When CPN (UML), under Man Mohan Adhikari's premiership, formed a minority government in 1994, C.P. Mainali was nominated to become the speaker of the legislative. He was, however, defeated by the Nepali Congress nominee, Ram Chandra Paudel. Mainali was then named Minister for Local Development and Supply.

=== CPN (UML) split ===
In 1998 CPN (UML) was torn by internal strife. Mainali and Bam Dev Gautam led a break-away group that was named Communist Party of Nepal (Marxist-Leninist). CPN (ML) briefly joined a Nepali Congress government led by G.P. Koirala. In the 1999 parliamentary elections CPN (ML) failed miserably to challenge the domination of CPN (UML). The party did get an impressive 6.4% of the national vote, but failed to win a single seat.

At the time of the 2000 CPN (ML) party congress, Mainali challenged Bam Dev Gautam for the post of general secretary. Whereas Gautam upheld the line of People's Multiparty Democracy as formulated by Madan Kumar Bhandari (which was also the political line of CPN (UML)), Mainali argued for a more radical political approach.

In 2002 CPN (ML) and CPN (UML) re-unified. However, C.P. Mainali refused to go along with the merger and refounded CPN(ML). He remained as the general secretary of the party.

During the anti-government protests in 2002–2006, Mainali was one of the main leaders of the United Left Front. He has served as ULF chairman for a period. Following the February 1, 2005 royal coup d'état, Mainali was placed in house arrest. He was released on February 25.

=== Constituent assembly ===
In January 2007, Mainali was inducted into the interim parliament. He was the chairman of the Natural Resources Committee of the interim parliament. After the 2008 Constituent Assembly election, Mainali became a Constituent Assembly member.

=== As Deputy Prime minister ===
Mainali served as deputy prime minister for a brief period in the first Oli cabinet. He was also assigned Minister for Women, Children and Social Welfare.
◇ ◇ ◇ ◇ ◇ ◇ ◇
THE TASK: Please update the passage of the C.P. Mainali text that starts with "At the time" and finishes with "on February 25.", writing it out again with "secretary general" in place of "general secretary". The rows aren't needed here.
◇ ◇ ◇ ◇ ◇ ◇ ◇
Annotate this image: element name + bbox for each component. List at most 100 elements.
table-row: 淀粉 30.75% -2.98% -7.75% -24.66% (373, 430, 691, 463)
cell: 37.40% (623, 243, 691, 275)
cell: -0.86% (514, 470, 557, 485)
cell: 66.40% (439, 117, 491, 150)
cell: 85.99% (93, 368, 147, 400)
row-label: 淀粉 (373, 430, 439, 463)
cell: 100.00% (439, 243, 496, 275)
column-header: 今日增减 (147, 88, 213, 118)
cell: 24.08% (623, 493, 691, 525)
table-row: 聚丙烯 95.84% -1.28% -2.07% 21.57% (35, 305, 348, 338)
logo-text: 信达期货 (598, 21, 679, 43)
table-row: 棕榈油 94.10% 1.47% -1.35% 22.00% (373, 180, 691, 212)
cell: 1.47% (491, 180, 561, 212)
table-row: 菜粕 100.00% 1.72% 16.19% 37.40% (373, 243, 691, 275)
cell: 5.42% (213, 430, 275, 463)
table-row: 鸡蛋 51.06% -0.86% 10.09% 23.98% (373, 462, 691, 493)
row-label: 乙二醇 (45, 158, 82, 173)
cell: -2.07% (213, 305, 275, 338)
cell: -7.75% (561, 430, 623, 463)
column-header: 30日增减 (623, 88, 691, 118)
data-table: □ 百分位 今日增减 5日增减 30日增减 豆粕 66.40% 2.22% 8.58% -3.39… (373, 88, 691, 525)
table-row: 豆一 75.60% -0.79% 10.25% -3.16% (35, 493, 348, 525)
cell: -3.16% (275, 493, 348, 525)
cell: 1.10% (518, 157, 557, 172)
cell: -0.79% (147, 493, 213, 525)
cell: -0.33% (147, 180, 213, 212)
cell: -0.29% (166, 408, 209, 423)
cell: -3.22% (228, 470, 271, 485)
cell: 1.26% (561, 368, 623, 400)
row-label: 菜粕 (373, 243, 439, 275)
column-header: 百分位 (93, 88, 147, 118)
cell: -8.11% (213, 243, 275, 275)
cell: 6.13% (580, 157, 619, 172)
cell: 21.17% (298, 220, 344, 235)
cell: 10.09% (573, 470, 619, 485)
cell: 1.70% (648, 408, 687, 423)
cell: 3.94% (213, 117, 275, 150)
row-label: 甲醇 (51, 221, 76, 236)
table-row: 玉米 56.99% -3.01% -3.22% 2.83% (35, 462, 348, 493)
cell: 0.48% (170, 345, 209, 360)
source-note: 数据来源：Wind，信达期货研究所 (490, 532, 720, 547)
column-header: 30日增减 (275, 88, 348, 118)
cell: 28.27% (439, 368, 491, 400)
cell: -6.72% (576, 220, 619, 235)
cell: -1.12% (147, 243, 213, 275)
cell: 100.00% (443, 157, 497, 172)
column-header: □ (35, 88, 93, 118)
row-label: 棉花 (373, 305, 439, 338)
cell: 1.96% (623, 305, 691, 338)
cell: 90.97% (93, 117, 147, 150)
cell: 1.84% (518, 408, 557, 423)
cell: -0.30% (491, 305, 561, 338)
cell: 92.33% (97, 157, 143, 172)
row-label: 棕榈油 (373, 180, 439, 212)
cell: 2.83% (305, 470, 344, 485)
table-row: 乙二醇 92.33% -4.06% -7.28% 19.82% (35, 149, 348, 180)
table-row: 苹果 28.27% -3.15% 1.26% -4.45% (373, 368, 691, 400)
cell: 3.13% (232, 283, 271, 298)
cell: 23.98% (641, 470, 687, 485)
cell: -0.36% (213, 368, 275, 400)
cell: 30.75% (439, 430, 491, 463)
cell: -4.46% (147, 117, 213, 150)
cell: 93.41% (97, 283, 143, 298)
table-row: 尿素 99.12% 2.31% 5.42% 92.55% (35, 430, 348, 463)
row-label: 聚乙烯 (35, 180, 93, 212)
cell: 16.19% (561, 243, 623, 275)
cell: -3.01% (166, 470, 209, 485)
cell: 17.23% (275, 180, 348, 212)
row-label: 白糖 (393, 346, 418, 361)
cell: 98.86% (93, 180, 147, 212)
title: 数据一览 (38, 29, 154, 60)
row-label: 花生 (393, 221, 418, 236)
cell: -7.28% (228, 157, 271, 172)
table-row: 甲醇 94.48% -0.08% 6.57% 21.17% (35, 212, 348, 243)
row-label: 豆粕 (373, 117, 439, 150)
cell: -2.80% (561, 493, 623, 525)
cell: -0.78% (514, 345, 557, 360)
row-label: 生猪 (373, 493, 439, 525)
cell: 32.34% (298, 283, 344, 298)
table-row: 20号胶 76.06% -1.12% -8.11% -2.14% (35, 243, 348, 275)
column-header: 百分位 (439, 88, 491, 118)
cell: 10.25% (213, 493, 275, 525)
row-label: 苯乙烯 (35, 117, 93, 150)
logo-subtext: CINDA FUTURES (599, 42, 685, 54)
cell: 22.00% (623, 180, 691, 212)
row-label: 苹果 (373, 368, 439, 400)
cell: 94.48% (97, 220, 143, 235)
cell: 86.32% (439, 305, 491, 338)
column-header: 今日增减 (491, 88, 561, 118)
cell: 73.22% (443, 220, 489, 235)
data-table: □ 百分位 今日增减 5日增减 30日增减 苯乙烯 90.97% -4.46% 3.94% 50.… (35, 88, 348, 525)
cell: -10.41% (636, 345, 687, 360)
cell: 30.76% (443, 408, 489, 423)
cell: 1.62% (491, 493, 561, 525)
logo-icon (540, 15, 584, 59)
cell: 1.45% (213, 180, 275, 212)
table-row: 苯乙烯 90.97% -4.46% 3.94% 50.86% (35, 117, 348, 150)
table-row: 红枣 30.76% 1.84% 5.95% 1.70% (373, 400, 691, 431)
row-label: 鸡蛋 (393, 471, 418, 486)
◇ ◇ ◇ ◇ ◇ ◇ ◇
EXPECTED ANSWER:
At the time of the 2000 CPN (ML) party congress, Mainali challenged Bam Dev Gautam for the post of secretary general. Whereas Gautam upheld the line of People's Multiparty Democracy as formulated by Madan Kumar Bhandari (which was also the political line of CPN (UML)), Mainali argued for a more radical political approach.

In 2002 CPN (ML) and CPN (UML) re-unified. However, C.P. Mainali refused to go along with the merger and refounded CPN(ML). He remained as the secretary general of the party.

During the anti-government protests in 2002–2006, Mainali was one of the main leaders of the United Left Front. He has served as ULF chairman for a period. Following the February 1, 2005 royal coup d'état, Mainali was placed in house arrest. He was released on February 25.